[Some records]
○ ○ ○ ○ ○
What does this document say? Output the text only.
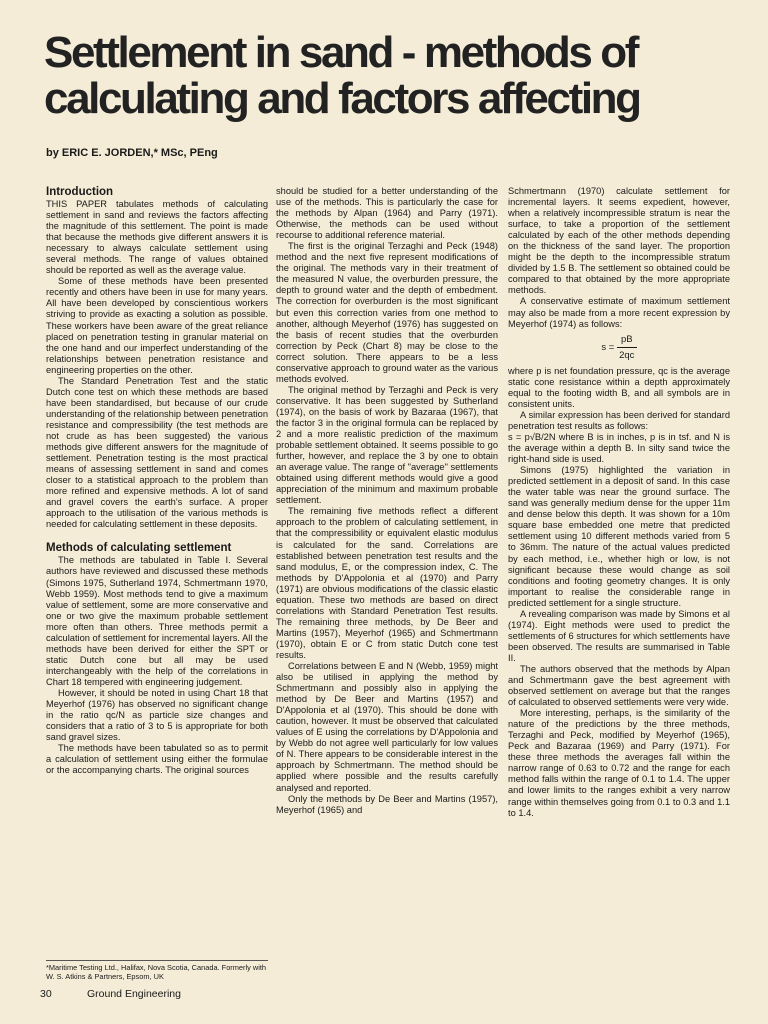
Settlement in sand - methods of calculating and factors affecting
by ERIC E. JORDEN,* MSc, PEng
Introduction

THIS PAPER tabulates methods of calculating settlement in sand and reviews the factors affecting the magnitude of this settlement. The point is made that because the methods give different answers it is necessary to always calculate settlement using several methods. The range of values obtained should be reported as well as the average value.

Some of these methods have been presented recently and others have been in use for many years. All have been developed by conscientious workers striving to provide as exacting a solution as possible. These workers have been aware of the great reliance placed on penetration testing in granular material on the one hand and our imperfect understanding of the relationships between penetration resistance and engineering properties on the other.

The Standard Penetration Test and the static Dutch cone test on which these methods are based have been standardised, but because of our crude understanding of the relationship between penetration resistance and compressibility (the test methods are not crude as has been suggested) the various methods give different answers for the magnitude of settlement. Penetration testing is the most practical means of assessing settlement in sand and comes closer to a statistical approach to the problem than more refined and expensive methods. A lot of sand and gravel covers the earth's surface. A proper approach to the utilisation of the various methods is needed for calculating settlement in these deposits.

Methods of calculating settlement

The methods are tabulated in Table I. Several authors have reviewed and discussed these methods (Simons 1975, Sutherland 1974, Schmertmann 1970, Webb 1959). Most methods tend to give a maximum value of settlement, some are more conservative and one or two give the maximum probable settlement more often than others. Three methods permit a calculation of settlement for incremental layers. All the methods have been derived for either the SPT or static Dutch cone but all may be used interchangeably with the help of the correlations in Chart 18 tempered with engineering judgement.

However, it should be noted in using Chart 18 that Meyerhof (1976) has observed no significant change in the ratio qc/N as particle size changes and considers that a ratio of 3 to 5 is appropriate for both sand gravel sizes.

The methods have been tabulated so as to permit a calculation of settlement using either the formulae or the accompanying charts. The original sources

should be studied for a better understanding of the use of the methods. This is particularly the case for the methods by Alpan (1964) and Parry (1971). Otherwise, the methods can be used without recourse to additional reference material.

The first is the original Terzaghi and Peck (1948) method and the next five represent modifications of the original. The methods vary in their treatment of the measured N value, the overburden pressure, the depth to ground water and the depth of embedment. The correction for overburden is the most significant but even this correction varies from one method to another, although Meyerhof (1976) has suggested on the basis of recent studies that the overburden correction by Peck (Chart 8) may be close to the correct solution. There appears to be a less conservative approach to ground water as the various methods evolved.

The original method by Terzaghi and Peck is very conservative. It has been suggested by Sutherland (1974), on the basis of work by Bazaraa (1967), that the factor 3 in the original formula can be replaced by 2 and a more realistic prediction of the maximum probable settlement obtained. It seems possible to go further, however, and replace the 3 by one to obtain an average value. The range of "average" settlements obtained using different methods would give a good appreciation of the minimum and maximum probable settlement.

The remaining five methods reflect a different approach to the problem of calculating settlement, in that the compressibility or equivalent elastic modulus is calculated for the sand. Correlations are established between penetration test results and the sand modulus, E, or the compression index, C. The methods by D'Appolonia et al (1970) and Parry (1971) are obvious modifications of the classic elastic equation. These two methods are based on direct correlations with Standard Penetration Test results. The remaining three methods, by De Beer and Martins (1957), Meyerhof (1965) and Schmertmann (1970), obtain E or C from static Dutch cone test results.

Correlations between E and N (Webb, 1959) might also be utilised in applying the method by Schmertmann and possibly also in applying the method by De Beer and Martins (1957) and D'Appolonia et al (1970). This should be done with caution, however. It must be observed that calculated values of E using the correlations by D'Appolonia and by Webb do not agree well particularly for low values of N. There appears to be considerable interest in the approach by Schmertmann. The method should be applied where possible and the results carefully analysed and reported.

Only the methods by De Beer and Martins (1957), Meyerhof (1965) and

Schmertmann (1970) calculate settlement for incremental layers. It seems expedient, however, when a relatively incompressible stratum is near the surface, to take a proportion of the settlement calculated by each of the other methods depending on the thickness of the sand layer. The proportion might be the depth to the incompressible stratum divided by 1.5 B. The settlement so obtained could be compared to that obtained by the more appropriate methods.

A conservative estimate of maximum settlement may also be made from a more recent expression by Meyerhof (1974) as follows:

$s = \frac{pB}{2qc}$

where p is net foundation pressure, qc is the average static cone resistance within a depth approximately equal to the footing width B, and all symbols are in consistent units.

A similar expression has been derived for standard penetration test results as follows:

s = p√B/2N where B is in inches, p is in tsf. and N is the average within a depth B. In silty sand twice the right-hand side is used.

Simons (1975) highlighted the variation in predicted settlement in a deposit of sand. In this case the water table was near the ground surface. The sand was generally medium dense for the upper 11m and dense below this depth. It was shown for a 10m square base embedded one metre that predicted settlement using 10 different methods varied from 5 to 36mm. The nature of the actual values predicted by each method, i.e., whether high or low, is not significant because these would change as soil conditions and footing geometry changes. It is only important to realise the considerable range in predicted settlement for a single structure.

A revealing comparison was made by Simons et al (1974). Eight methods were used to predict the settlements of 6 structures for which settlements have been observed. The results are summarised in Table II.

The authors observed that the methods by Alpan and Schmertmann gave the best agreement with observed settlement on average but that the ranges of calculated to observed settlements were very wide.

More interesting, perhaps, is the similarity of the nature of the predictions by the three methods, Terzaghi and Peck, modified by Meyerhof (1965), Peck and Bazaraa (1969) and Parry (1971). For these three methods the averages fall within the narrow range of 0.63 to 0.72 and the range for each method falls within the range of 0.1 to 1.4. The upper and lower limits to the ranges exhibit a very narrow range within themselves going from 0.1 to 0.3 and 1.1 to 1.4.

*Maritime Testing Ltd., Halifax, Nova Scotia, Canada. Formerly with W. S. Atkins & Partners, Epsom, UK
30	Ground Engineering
○ ○ ○ ○ ○
• _Given problem_: Strip the images and reproduce the remaining records precisely.

• _The response_:
What does this document say? Output the text only.
Settlement in sand - methods of calculating and factors affecting
by ERIC E. JORDEN,* MSc, PEng
Introduction

THIS PAPER tabulates methods of calculating settlement in sand and reviews the factors affecting the magnitude of this settlement. The point is made that because the methods give different answers it is necessary to always calculate settlement using several methods. The range of values obtained should be reported as well as the average value.

Some of these methods have been presented recently and others have been in use for many years. All have been developed by conscientious workers striving to provide as exacting a solution as possible. These workers have been aware of the great reliance placed on penetration testing in granular material on the one hand and our imperfect understanding of the relationships between penetration resistance and engineering properties on the other.

The Standard Penetration Test and the static Dutch cone test on which these methods are based have been standardised, but because of our crude understanding of the relationship between penetration resistance and compressibility (the test methods are not crude as has been suggested) the various methods give different answers for the magnitude of settlement. Penetration testing is the most practical means of assessing settlement in sand and comes closer to a statistical approach to the problem than more refined and expensive methods. A lot of sand and gravel covers the earth's surface. A proper approach to the utilisation of the various methods is needed for calculating settlement in these deposits.

Methods of calculating settlement

The methods are tabulated in Table I. Several authors have reviewed and discussed these methods (Simons 1975, Sutherland 1974, Schmertmann 1970, Webb 1959). Most methods tend to give a maximum value of settlement, some are more conservative and one or two give the maximum probable settlement more often than others. Three methods permit a calculation of settlement for incremental layers. All the methods have been derived for either the SPT or static Dutch cone but all may be used interchangeably with the help of the correlations in Chart 18 tempered with engineering judgement.

However, it should be noted in using Chart 18 that Meyerhof (1976) has observed no significant change in the ratio qc/N as particle size changes and considers that a ratio of 3 to 5 is appropriate for both sand gravel sizes.

The methods have been tabulated so as to permit a calculation of settlement using either the formulae or the accompanying charts. The original sources

should be studied for a better understanding of the use of the methods. This is particularly the case for the methods by Alpan (1964) and Parry (1971). Otherwise, the methods can be used without recourse to additional reference material.

The first is the original Terzaghi and Peck (1948) method and the next five represent modifications of the original. The methods vary in their treatment of the measured N value, the overburden pressure, the depth to ground water and the depth of embedment. The correction for overburden is the most significant but even this correction varies from one method to another, although Meyerhof (1976) has suggested on the basis of recent studies that the overburden correction by Peck (Chart 8) may be close to the correct solution. There appears to be a less conservative approach to ground water as the various methods evolved.

The original method by Terzaghi and Peck is very conservative. It has been suggested by Sutherland (1974), on the basis of work by Bazaraa (1967), that the factor 3 in the original formula can be replaced by 2 and a more realistic prediction of the maximum probable settlement obtained. It seems possible to go further, however, and replace the 3 by one to obtain an average value. The range of "average" settlements obtained using different methods would give a good appreciation of the minimum and maximum probable settlement.

The remaining five methods reflect a different approach to the problem of calculating settlement, in that the compressibility or equivalent elastic modulus is calculated for the sand. Correlations are established between penetration test results and the sand modulus, E, or the compression index, C. The methods by D'Appolonia et al (1970) and Parry (1971) are obvious modifications of the classic elastic equation. These two methods are based on direct correlations with Standard Penetration Test results. The remaining three methods, by De Beer and Martins (1957), Meyerhof (1965) and Schmertmann (1970), obtain E or C from static Dutch cone test results.

Correlations between E and N (Webb, 1959) might also be utilised in applying the method by Schmertmann and possibly also in applying the method by De Beer and Martins (1957) and D'Appolonia et al (1970). This should be done with caution, however. It must be observed that calculated values of E using the correlations by D'Appolonia and by Webb do not agree well particularly for low values of N. There appears to be considerable interest in the approach by Schmertmann. The method should be applied where possible and the results carefully analysed and reported.

Only the methods by De Beer and Martins (1957), Meyerhof (1965) and

Schmertmann (1970) calculate settlement for incremental layers. It seems expedient, however, when a relatively incompressible stratum is near the surface, to take a proportion of the settlement calculated by each of the other methods depending on the thickness of the sand layer. The proportion might be the depth to the incompressible stratum divided by 1.5 B. The settlement so obtained could be compared to that obtained by the more appropriate methods.

A conservative estimate of maximum settlement may also be made from a more recent expression by Meyerhof (1974) as follows:

$s = \frac{pB}{2qc}$

where p is net foundation pressure, qc is the average static cone resistance within a depth approximately equal to the footing width B, and all symbols are in consistent units.

A similar expression has been derived for standard penetration test results as follows:

s = p√B/2N where B is in inches, p is in tsf. and N is the average within a depth B. In silty sand twice the right-hand side is used.

Simons (1975) highlighted the variation in predicted settlement in a deposit of sand. In this case the water table was near the ground surface. The sand was generally medium dense for the upper 11m and dense below this depth. It was shown for a 10m square base embedded one metre that predicted settlement using 10 different methods varied from 5 to 36mm. The nature of the actual values predicted by each method, i.e., whether high or low, is not significant because these would change as soil conditions and footing geometry changes. It is only important to realise the considerable range in predicted settlement for a single structure.

A revealing comparison was made by Simons et al (1974). Eight methods were used to predict the settlements of 6 structures for which settlements have been observed. The results are summarised in Table II.

The authors observed that the methods by Alpan and Schmertmann gave the best agreement with observed settlement on average but that the ranges of calculated to observed settlements were very wide.

More interesting, perhaps, is the similarity of the nature of the predictions by the three methods, Terzaghi and Peck, modified by Meyerhof (1965), Peck and Bazaraa (1969) and Parry (1971). For these three methods the averages fall within the narrow range of 0.63 to 0.72 and the range for each method falls within the range of 0.1 to 1.4. The upper and lower limits to the ranges exhibit a very narrow range within themselves going from 0.1 to 0.3 and 1.1 to 1.4.

*Maritime Testing Ltd., Halifax, Nova Scotia, Canada. Formerly with W. S. Atkins & Partners, Epsom, UK
30	Ground Engineering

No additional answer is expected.